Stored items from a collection

——————

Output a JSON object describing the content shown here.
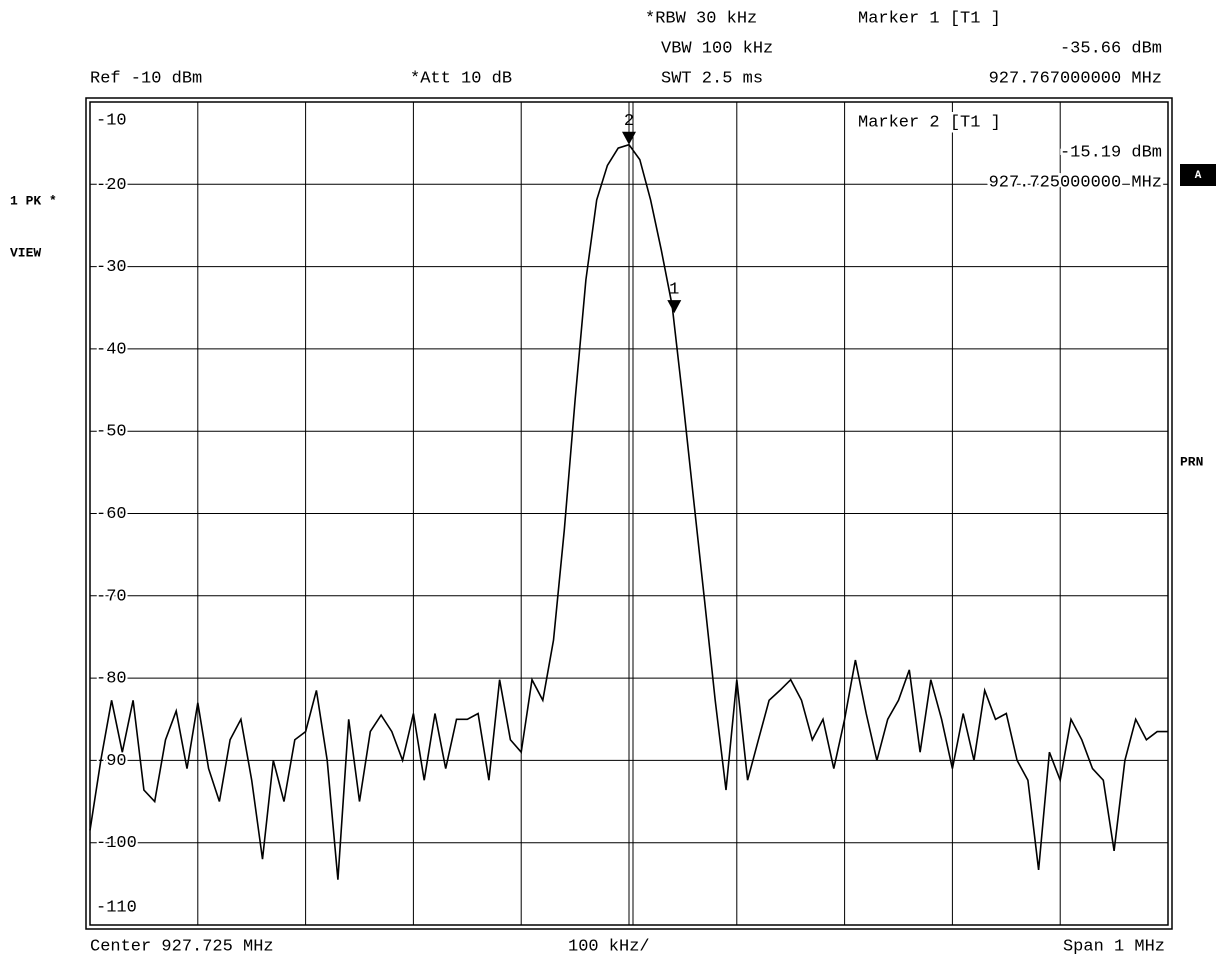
{
  "chart_data": {
    "type": "line",
    "header": {
      "rbw": "*RBW 30 kHz",
      "vbw": "VBW 100 kHz",
      "swt": "SWT 2.5 ms",
      "ref": "Ref -10 dBm",
      "att": "*Att 10 dB"
    },
    "side": {
      "trace": "1 PK *",
      "view": "VIEW",
      "a": "A",
      "prn": "PRN"
    },
    "footer": {
      "center": "Center 927.725 MHz",
      "div": "100 kHz/",
      "span": "Span 1 MHz"
    },
    "markers": [
      {
        "label": "1",
        "title": "Marker 1 [T1 ]",
        "x": 927.767,
        "y": -35.66,
        "level": "-35.66 dBm",
        "freq": "927.767000000 MHz"
      },
      {
        "label": "2",
        "title": "Marker 2 [T1 ]",
        "x": 927.725,
        "y": -15.19,
        "level": "-15.19 dBm",
        "freq": "927.725000000 MHz"
      }
    ],
    "xlim": [
      927.225,
      928.225
    ],
    "ylim": [
      -110,
      -10
    ],
    "yticks": [
      -10,
      -20,
      -30,
      -40,
      -50,
      -60,
      -70,
      -80,
      -90,
      -100,
      -110
    ],
    "grid": true,
    "series": [
      {
        "color": "#000000",
        "x": [
          927.225,
          927.235,
          927.245,
          927.255,
          927.265,
          927.275,
          927.285,
          927.295,
          927.305,
          927.315,
          927.325,
          927.335,
          927.345,
          927.355,
          927.365,
          927.375,
          927.385,
          927.395,
          927.405,
          927.415,
          927.425,
          927.435,
          927.445,
          927.455,
          927.465,
          927.475,
          927.485,
          927.495,
          927.505,
          927.515,
          927.525,
          927.535,
          927.545,
          927.555,
          927.565,
          927.575,
          927.585,
          927.595,
          927.605,
          927.615,
          927.625,
          927.635,
          927.645,
          927.655,
          927.665,
          927.675,
          927.685,
          927.695,
          927.705,
          927.715,
          927.725,
          927.735,
          927.745,
          927.755,
          927.765,
          927.775,
          927.785,
          927.795,
          927.805,
          927.815,
          927.825,
          927.835,
          927.845,
          927.855,
          927.865,
          927.875,
          927.885,
          927.895,
          927.905,
          927.915,
          927.925,
          927.935,
          927.945,
          927.955,
          927.965,
          927.975,
          927.985,
          927.995,
          928.005,
          928.015,
          928.025,
          928.035,
          928.045,
          928.055,
          928.065,
          928.075,
          928.085,
          928.095,
          928.105,
          928.115,
          928.125,
          928.135,
          928.145,
          928.155,
          928.165,
          928.175,
          928.185,
          928.195,
          928.205,
          928.215,
          928.225
        ],
        "values": [
          -98.5,
          -90,
          -82.7,
          -89,
          -82.7,
          -93.6,
          -95,
          -87.5,
          -84,
          -91,
          -83,
          -91,
          -95,
          -87.5,
          -85,
          -92.4,
          -102,
          -90,
          -95,
          -87.5,
          -86.5,
          -81.5,
          -90,
          -104.5,
          -85,
          -95,
          -86.5,
          -84.5,
          -86.5,
          -90,
          -84.3,
          -92.4,
          -84.3,
          -91,
          -85,
          -85,
          -84.3,
          -92.4,
          -80.2,
          -87.5,
          -89,
          -80.2,
          -82.7,
          -75.4,
          -62,
          -46.2,
          -31.6,
          -21.9,
          -17.7,
          -15.6,
          -15.19,
          -17,
          -21.9,
          -28,
          -34.7,
          -46.2,
          -58.4,
          -70.5,
          -82.7,
          -93.6,
          -80.2,
          -92.4,
          -87.5,
          -82.7,
          -81.5,
          -80.2,
          -82.7,
          -87.5,
          -85,
          -91,
          -85,
          -77.8,
          -84.3,
          -90,
          -85,
          -82.7,
          -79,
          -89,
          -80.2,
          -85,
          -91,
          -84.3,
          -90,
          -81.5,
          -85,
          -84.3,
          -90,
          -92.4,
          -103.3,
          -89,
          -92.4,
          -85,
          -87.5,
          -91,
          -92.4,
          -101,
          -90,
          -85,
          -87.5,
          -86.5,
          -86.5
        ]
      }
    ]
  }
}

——————

Instruction. Restate each entry word for word, please, but drop any images it holds.

Correct result.
Output a JSON object describing the content shown here.
{
  "chart_data": {
    "type": "line",
    "header": {
      "rbw": "*RBW 30 kHz",
      "vbw": "VBW 100 kHz",
      "swt": "SWT 2.5 ms",
      "ref": "Ref -10 dBm",
      "att": "*Att 10 dB"
    },
    "side": {
      "trace": "1 PK *",
      "view": "VIEW",
      "a": "A",
      "prn": "PRN"
    },
    "footer": {
      "center": "Center 927.725 MHz",
      "div": "100 kHz/",
      "span": "Span 1 MHz"
    },
    "markers": [
      {
        "label": "1",
        "title": "Marker 1 [T1 ]",
        "x": 927.767,
        "y": -35.66,
        "level": "-35.66 dBm",
        "freq": "927.767000000 MHz"
      },
      {
        "label": "2",
        "title": "Marker 2 [T1 ]",
        "x": 927.725,
        "y": -15.19,
        "level": "-15.19 dBm",
        "freq": "927.725000000 MHz"
      }
    ],
    "xlim": [
      927.225,
      928.225
    ],
    "ylim": [
      -110,
      -10
    ],
    "yticks": [
      -10,
      -20,
      -30,
      -40,
      -50,
      -60,
      -70,
      -80,
      -90,
      -100,
      -110
    ],
    "grid": true,
    "series": [
      {
        "color": "#000000",
        "x": [
          927.225,
          927.235,
          927.245,
          927.255,
          927.265,
          927.275,
          927.285,
          927.295,
          927.305,
          927.315,
          927.325,
          927.335,
          927.345,
          927.355,
          927.365,
          927.375,
          927.385,
          927.395,
          927.405,
          927.415,
          927.425,
          927.435,
          927.445,
          927.455,
          927.465,
          927.475,
          927.485,
          927.495,
          927.505,
          927.515,
          927.525,
          927.535,
          927.545,
          927.555,
          927.565,
          927.575,
          927.585,
          927.595,
          927.605,
          927.615,
          927.625,
          927.635,
          927.645,
          927.655,
          927.665,
          927.675,
          927.685,
          927.695,
          927.705,
          927.715,
          927.725,
          927.735,
          927.745,
          927.755,
          927.765,
          927.775,
          927.785,
          927.795,
          927.805,
          927.815,
          927.825,
          927.835,
          927.845,
          927.855,
          927.865,
          927.875,
          927.885,
          927.895,
          927.905,
          927.915,
          927.925,
          927.935,
          927.945,
          927.955,
          927.965,
          927.975,
          927.985,
          927.995,
          928.005,
          928.015,
          928.025,
          928.035,
          928.045,
          928.055,
          928.065,
          928.075,
          928.085,
          928.095,
          928.105,
          928.115,
          928.125,
          928.135,
          928.145,
          928.155,
          928.165,
          928.175,
          928.185,
          928.195,
          928.205,
          928.215,
          928.225
        ],
        "values": [
          -98.5,
          -90,
          -82.7,
          -89,
          -82.7,
          -93.6,
          -95,
          -87.5,
          -84,
          -91,
          -83,
          -91,
          -95,
          -87.5,
          -85,
          -92.4,
          -102,
          -90,
          -95,
          -87.5,
          -86.5,
          -81.5,
          -90,
          -104.5,
          -85,
          -95,
          -86.5,
          -84.5,
          -86.5,
          -90,
          -84.3,
          -92.4,
          -84.3,
          -91,
          -85,
          -85,
          -84.3,
          -92.4,
          -80.2,
          -87.5,
          -89,
          -80.2,
          -82.7,
          -75.4,
          -62,
          -46.2,
          -31.6,
          -21.9,
          -17.7,
          -15.6,
          -15.19,
          -17,
          -21.9,
          -28,
          -34.7,
          -46.2,
          -58.4,
          -70.5,
          -82.7,
          -93.6,
          -80.2,
          -92.4,
          -87.5,
          -82.7,
          -81.5,
          -80.2,
          -82.7,
          -87.5,
          -85,
          -91,
          -85,
          -77.8,
          -84.3,
          -90,
          -85,
          -82.7,
          -79,
          -89,
          -80.2,
          -85,
          -91,
          -84.3,
          -90,
          -81.5,
          -85,
          -84.3,
          -90,
          -92.4,
          -103.3,
          -89,
          -92.4,
          -85,
          -87.5,
          -91,
          -92.4,
          -101,
          -90,
          -85,
          -87.5,
          -86.5,
          -86.5
        ]
      }
    ]
  }
}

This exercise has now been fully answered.